▶ _Goal_: Identify all lines below that hold "Oltramare" and collect them.
---
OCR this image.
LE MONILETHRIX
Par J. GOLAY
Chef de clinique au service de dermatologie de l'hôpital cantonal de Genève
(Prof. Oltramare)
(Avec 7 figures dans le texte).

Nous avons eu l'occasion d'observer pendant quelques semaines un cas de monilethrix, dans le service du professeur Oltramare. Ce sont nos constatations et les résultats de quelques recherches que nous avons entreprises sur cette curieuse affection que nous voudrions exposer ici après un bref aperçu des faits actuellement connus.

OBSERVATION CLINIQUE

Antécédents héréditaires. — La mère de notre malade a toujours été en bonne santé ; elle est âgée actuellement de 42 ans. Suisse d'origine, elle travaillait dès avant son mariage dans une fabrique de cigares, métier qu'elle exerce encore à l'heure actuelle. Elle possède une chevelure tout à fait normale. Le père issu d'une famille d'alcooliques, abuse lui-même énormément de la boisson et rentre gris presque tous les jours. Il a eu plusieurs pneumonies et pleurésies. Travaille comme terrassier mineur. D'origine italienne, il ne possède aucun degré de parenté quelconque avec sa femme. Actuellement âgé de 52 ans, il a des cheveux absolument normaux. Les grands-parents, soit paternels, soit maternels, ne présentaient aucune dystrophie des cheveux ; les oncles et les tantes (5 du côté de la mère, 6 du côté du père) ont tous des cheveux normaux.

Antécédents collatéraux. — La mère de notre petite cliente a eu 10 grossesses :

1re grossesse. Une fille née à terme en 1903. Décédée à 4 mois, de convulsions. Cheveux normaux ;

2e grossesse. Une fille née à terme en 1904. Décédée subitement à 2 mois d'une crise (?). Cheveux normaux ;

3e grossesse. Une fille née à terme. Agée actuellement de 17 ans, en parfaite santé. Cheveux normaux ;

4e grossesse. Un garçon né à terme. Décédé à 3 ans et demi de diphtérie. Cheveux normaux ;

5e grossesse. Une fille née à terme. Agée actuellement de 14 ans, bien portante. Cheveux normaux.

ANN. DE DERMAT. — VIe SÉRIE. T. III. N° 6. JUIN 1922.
---
▶ _Task solution_:
(Prof. Oltramare)
Nous avons eu l'occasion d'observer pendant quelques semaines un cas de monilethrix, dans le service du professeur Oltramare. Ce sont nos constatations et les résultats de quelques recherches que nous avons entreprises sur cette curieuse affection que nous voudrions exposer ici après un bref aperçu des faits actuellement connus.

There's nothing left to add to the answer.